====== Data for this task

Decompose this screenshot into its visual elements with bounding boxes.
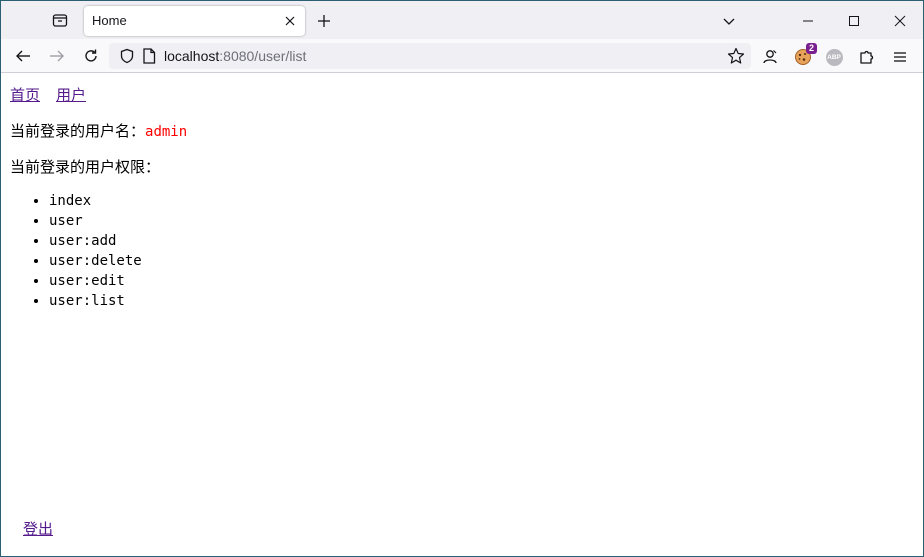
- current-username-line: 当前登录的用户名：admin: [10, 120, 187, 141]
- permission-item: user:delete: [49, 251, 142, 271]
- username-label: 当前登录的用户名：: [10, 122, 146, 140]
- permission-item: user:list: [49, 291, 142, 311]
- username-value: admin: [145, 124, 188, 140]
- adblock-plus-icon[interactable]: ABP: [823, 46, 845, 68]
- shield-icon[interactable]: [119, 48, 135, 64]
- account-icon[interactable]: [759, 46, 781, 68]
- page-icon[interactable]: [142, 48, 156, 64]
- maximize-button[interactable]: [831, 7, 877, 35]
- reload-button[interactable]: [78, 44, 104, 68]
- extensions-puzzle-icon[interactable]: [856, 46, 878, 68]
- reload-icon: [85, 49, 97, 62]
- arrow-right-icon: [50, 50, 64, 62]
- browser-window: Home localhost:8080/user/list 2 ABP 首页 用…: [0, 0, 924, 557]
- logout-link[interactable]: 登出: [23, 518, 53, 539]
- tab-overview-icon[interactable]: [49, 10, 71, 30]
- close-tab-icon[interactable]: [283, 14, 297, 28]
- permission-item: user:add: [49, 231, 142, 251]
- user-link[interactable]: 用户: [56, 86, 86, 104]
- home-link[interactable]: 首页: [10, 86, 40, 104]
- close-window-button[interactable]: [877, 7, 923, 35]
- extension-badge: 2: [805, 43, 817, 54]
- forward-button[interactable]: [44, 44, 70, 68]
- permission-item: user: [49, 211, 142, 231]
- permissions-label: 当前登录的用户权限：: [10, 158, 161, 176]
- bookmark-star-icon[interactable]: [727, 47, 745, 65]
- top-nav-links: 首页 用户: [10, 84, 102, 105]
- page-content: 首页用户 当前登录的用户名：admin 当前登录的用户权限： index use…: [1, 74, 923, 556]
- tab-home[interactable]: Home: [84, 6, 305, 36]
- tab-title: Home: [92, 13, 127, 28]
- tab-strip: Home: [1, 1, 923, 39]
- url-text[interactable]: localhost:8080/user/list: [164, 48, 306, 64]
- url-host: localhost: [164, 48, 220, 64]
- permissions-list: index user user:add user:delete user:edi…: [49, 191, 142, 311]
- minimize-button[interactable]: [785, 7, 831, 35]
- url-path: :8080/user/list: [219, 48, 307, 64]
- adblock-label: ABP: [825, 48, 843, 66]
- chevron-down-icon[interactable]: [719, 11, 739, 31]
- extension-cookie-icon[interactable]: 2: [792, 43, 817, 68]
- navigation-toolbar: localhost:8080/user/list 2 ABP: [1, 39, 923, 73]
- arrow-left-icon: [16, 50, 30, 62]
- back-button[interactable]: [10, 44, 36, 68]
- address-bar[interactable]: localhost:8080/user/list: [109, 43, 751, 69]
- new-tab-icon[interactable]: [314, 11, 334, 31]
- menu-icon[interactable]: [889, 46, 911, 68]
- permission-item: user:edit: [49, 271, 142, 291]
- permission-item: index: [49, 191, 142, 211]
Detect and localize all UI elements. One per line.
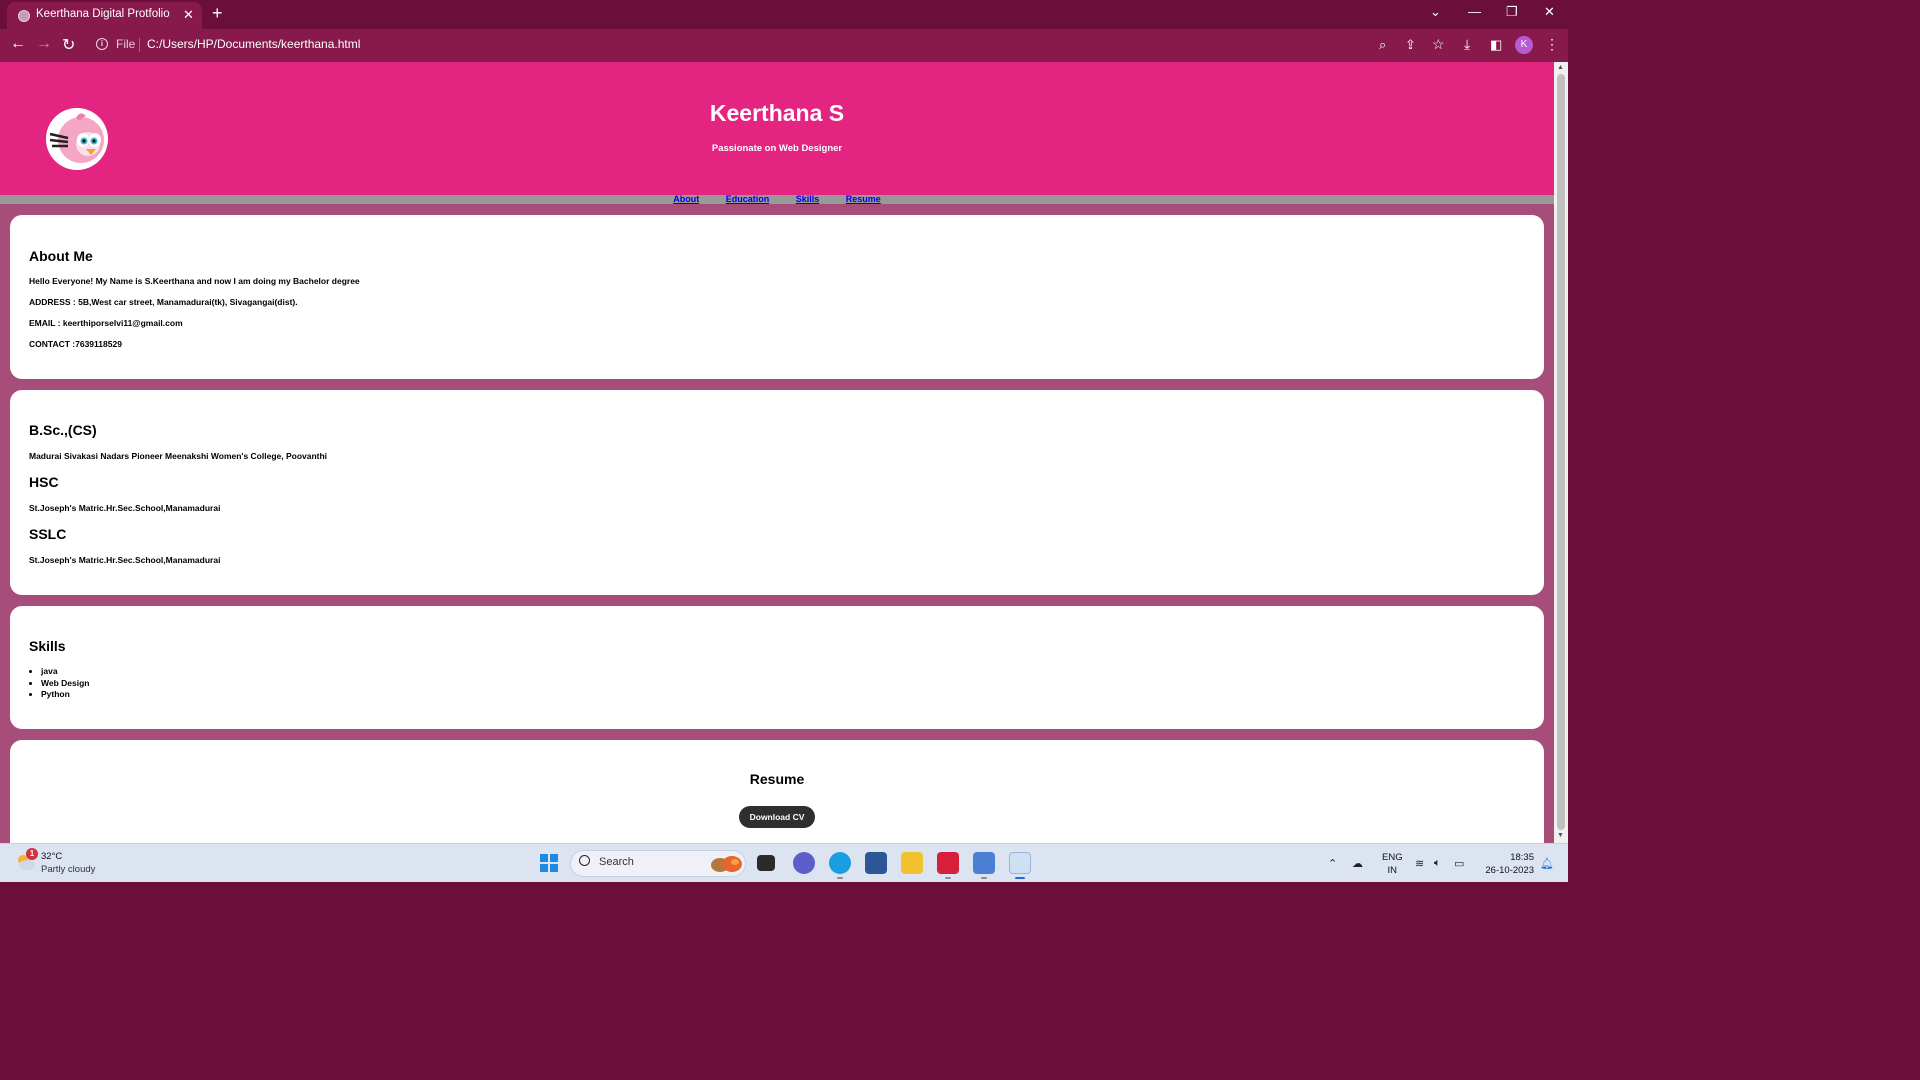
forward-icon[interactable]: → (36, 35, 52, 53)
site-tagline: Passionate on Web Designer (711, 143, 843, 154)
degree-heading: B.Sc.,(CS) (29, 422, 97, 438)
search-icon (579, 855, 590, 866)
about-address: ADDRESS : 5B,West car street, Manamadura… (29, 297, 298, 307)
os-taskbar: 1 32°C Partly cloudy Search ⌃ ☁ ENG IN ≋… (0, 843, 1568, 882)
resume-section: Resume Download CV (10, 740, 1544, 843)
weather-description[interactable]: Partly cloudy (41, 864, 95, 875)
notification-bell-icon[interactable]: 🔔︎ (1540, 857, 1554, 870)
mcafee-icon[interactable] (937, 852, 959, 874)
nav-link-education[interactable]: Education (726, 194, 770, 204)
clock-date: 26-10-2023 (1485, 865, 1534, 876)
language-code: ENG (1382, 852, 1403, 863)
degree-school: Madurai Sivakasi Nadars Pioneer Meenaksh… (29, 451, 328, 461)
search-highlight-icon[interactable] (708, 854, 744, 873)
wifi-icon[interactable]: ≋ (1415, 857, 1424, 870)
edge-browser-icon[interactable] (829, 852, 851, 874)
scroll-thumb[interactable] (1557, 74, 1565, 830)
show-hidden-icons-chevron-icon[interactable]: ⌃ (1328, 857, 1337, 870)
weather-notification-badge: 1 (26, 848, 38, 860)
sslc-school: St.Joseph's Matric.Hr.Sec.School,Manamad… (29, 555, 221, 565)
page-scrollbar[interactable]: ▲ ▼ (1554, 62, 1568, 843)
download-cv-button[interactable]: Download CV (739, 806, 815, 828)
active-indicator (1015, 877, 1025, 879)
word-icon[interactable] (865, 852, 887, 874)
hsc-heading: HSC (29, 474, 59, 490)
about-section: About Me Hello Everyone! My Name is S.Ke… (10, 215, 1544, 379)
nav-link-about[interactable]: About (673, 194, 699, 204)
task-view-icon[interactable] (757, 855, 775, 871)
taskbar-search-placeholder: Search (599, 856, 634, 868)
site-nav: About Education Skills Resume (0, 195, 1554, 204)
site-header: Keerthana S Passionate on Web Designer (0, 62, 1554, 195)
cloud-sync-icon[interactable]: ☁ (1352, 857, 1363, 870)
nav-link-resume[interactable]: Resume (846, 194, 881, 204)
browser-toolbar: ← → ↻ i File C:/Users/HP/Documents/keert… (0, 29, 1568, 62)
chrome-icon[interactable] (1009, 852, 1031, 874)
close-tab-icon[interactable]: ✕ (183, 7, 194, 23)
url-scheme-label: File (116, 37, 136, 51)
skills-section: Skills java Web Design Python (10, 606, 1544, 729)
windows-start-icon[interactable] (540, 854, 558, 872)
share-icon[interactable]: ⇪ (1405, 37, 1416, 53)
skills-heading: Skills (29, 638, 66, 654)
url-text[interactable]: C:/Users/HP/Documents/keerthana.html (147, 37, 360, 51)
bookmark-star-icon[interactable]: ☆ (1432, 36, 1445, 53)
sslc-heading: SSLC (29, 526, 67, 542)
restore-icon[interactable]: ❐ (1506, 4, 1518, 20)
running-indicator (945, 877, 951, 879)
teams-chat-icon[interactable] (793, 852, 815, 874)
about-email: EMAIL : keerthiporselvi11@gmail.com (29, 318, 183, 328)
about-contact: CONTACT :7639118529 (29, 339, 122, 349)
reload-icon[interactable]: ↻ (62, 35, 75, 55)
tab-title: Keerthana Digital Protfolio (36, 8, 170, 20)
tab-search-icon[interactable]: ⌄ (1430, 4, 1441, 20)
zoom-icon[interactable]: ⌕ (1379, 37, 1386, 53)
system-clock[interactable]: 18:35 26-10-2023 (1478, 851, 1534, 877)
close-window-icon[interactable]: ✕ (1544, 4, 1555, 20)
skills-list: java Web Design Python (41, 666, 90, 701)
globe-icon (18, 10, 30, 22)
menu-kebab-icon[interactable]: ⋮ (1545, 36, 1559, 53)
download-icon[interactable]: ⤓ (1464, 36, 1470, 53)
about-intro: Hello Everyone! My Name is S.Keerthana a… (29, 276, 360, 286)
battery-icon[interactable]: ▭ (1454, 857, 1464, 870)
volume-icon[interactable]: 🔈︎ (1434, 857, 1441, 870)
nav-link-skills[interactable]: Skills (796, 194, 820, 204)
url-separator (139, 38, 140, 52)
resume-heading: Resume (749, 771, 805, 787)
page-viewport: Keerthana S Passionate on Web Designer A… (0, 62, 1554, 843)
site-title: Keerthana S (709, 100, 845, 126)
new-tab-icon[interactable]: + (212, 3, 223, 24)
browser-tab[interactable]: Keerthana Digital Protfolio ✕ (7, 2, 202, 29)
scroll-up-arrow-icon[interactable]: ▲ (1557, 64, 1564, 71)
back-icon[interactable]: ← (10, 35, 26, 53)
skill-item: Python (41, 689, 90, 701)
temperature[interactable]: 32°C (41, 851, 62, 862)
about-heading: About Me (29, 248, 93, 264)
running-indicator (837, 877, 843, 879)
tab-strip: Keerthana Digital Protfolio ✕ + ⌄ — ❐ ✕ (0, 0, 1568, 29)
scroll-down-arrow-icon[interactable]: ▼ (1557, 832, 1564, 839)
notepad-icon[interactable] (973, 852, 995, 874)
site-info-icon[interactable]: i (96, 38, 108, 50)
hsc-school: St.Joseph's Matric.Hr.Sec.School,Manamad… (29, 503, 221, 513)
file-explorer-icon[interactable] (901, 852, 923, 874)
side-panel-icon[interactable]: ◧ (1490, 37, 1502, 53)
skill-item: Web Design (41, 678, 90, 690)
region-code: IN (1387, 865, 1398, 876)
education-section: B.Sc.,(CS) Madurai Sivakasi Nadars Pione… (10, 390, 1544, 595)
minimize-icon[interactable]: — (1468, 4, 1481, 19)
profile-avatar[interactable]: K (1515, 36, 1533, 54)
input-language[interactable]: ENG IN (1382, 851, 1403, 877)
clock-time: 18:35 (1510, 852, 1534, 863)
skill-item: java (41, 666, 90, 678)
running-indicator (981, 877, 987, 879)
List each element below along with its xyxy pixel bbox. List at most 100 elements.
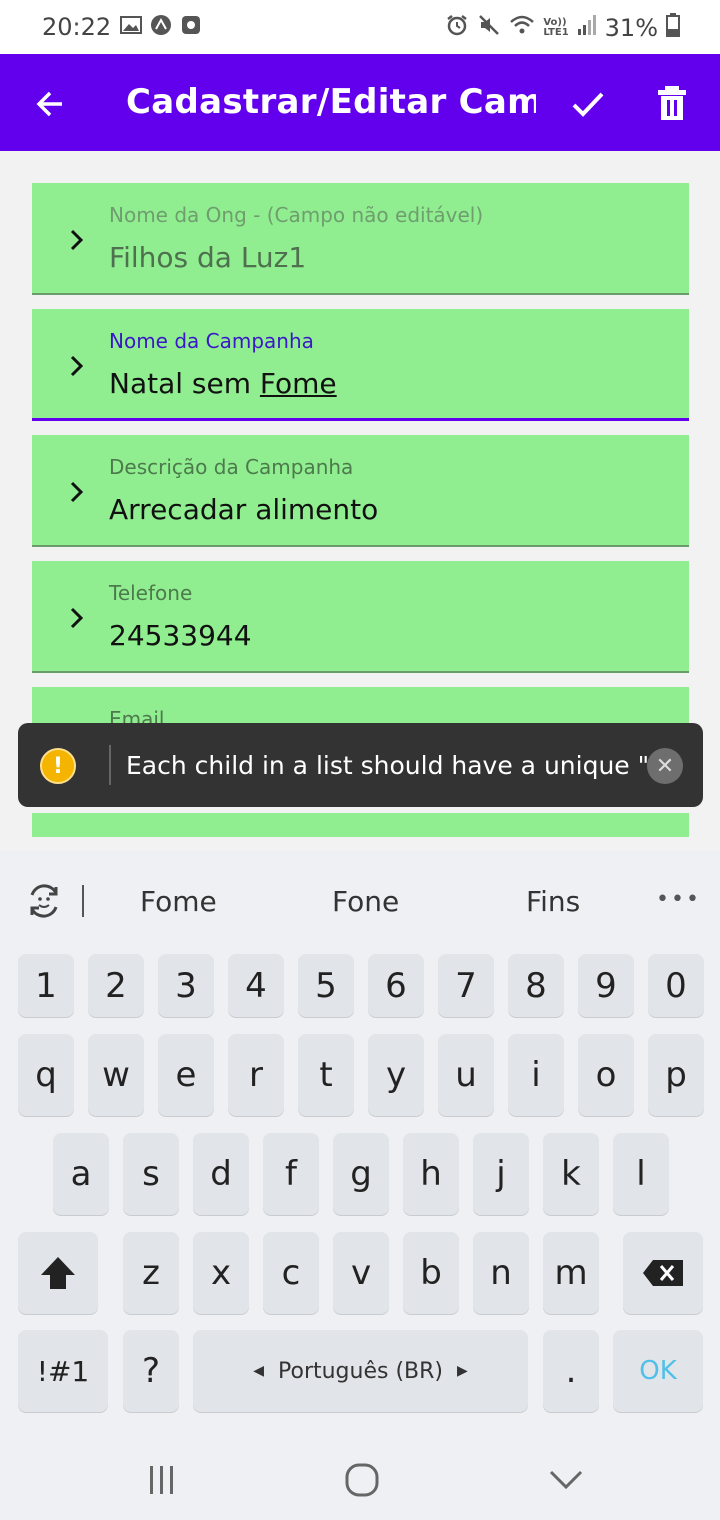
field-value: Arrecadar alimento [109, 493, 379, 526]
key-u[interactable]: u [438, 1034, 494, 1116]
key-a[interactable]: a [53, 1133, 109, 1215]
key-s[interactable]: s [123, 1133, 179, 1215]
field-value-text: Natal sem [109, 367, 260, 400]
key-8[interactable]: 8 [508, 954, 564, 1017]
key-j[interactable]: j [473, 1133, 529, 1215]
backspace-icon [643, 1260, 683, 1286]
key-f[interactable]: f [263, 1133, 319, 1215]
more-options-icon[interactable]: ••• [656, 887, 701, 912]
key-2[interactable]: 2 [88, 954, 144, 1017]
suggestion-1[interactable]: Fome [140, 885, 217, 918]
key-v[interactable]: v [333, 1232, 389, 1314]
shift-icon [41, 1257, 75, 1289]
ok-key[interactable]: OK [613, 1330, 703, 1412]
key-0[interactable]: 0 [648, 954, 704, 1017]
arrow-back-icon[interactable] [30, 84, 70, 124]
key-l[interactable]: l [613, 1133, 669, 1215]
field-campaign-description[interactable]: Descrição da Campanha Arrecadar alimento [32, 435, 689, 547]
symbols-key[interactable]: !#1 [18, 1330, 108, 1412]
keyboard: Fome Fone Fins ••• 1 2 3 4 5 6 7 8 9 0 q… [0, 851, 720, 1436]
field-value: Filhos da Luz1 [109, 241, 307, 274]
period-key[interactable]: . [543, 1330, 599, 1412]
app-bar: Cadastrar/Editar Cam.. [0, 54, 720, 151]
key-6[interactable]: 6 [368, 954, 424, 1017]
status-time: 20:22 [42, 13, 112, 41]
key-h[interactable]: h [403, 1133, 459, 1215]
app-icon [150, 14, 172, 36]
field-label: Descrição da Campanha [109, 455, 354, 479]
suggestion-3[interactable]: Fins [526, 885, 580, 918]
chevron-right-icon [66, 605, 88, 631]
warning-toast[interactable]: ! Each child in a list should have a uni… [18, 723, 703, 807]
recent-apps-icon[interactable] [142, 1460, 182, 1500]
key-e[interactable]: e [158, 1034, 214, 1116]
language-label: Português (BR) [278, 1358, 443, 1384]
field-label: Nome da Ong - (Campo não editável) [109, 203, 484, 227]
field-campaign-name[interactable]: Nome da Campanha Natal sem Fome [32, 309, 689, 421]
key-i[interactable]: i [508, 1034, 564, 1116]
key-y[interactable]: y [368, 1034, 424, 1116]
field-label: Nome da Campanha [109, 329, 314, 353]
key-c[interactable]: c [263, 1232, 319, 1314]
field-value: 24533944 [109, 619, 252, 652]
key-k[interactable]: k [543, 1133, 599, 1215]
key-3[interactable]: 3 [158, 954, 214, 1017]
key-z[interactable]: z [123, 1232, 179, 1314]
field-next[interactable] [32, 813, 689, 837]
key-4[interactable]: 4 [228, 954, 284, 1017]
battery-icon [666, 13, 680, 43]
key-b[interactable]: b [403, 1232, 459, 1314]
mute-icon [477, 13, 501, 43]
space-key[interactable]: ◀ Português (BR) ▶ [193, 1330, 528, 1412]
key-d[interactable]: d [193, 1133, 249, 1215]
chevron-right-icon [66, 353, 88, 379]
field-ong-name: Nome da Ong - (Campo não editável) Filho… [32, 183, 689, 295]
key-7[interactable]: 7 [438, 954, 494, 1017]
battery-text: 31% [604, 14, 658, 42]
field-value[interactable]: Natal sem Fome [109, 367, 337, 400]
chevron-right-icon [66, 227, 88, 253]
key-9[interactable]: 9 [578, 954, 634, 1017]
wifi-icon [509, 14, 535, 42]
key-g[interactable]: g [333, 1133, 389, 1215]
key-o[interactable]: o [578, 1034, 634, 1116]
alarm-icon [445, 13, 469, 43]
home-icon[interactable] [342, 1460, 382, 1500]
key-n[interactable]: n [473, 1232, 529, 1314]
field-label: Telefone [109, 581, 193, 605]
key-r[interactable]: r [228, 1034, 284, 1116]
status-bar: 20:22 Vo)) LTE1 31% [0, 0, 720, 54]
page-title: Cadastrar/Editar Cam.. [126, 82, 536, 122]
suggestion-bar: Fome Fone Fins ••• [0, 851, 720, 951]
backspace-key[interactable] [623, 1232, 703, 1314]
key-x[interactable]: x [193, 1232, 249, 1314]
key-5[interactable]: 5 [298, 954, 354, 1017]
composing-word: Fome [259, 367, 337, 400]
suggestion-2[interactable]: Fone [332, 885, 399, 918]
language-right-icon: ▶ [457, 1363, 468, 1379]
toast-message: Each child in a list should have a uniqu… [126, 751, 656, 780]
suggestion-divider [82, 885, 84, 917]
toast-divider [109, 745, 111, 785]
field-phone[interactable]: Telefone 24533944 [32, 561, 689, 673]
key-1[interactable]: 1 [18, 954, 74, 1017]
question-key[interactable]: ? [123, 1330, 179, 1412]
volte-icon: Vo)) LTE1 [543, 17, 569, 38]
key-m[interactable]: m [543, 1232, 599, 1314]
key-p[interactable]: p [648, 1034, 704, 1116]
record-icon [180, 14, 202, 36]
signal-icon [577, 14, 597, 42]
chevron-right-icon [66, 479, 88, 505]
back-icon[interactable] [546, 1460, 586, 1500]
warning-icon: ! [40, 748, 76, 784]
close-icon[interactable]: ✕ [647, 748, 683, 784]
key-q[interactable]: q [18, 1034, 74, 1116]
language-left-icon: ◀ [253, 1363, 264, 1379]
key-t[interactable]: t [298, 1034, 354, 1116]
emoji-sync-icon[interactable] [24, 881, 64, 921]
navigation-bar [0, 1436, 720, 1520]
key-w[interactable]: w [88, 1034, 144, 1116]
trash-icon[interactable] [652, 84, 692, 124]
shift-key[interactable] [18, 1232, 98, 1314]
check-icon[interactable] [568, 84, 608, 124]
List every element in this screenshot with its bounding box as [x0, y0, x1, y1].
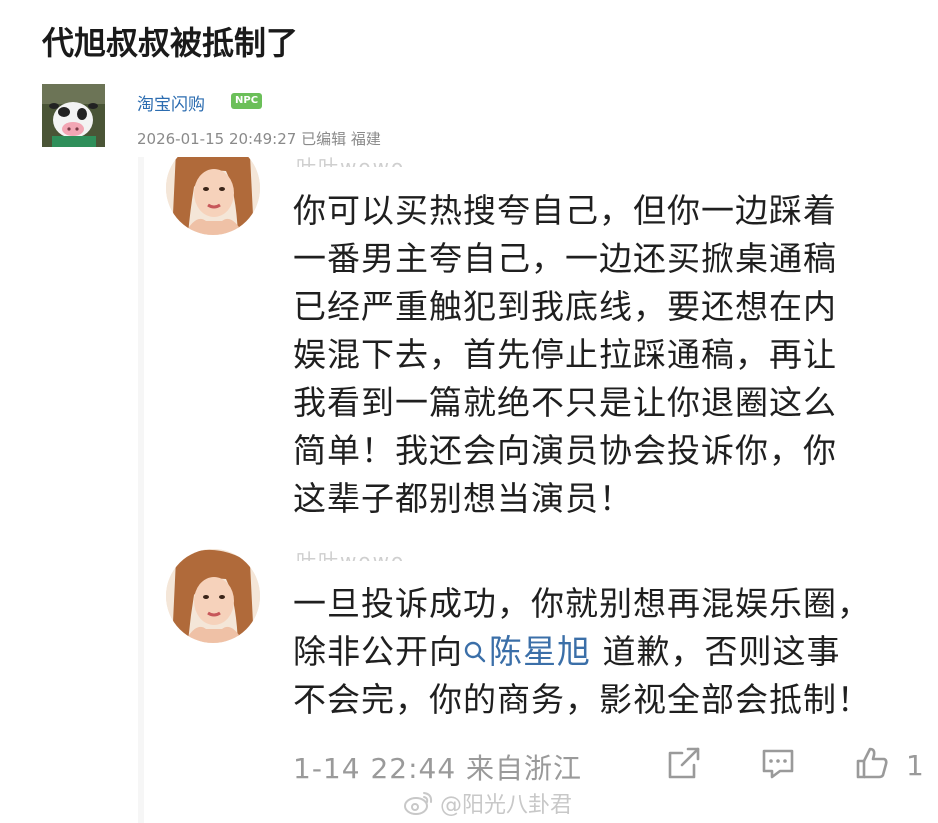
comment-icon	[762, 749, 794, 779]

============

▶ _Challenge_
Turn everything from the line containing "field-value: Arrecadar alimento" down to the line containing "recent-apps-icon[interactable] [142, 1460, 182, 1500]" into a Markdown table. Use the columns No. and Entry, numbering each line and leaving out any blank lines.

▶ _Answer for this exercise_
| No. | Entry |
|---|---|
| 1 | field-value: Arrecadar alimento [109, 493, 379, 526] |
| 2 | key-u[interactable]: u [438, 1034, 494, 1116] |
| 3 | key-a[interactable]: a [53, 1133, 109, 1215] |
| 4 | key-s[interactable]: s [123, 1133, 179, 1215] |
| 5 | field-value-text: Natal sem [109, 367, 260, 400] |
| 6 | key-8[interactable]: 8 [508, 954, 564, 1017] |
| 7 | key-j[interactable]: j [473, 1133, 529, 1215] |
| 8 | backspace-icon [643, 1260, 683, 1286] |
| 9 | key-f[interactable]: f [263, 1133, 319, 1215] |
| 10 | more-options-icon[interactable]: ••• [656, 887, 701, 912] |
| 11 | key-2[interactable]: 2 [88, 954, 144, 1017] |
| 12 | suggestion-1[interactable]: Fome [140, 885, 217, 918] |
| 13 | key-v[interactable]: v [333, 1232, 389, 1314] |
| 14 | shift-icon [41, 1257, 75, 1289] |
| 15 | ok-key[interactable]: OK [613, 1330, 703, 1412] |
| 16 | key-0[interactable]: 0 [648, 954, 704, 1017] |
| 17 | arrow-back-icon[interactable] [30, 84, 70, 124] |
| 18 | key-l[interactable]: l [613, 1133, 669, 1215] |
| 19 | field-campaign-description[interactable]: Descrição da Campanha Arrecadar alimento [32, 435, 689, 547] |
| 20 | symbols-key[interactable]: !#1 [18, 1330, 108, 1412] |
| 21 | keyboard: Fome Fone Fins ••• 1 2 3 4 5 6 7 8 9 0 q… [0, 851, 720, 1436] |
| 22 | field-value: Filhos da Luz1 [109, 241, 307, 274] |
| 23 | period-key[interactable]: . [543, 1330, 599, 1412] |
| 24 | app-bar: Cadastrar/Editar Cam.. [0, 54, 720, 151] |
| 25 | key-6[interactable]: 6 [368, 954, 424, 1017] |
| 26 | status-time: 20:22 [42, 13, 112, 41] |
| 27 | key-h[interactable]: h [403, 1133, 459, 1215] |
| 28 | app-icon [150, 14, 172, 36] |
| 29 | field-label: Descrição da Campanha [109, 455, 354, 479] |
| 30 | suggestion-3[interactable]: Fins [526, 885, 580, 918] |
| 31 | chevron-right-icon [66, 605, 88, 631] |
| 32 | warning-toast[interactable]: ! Each child in a list should have a uni… [18, 723, 703, 807] |
| 33 | recent-apps-icon[interactable] [142, 1460, 182, 1500] |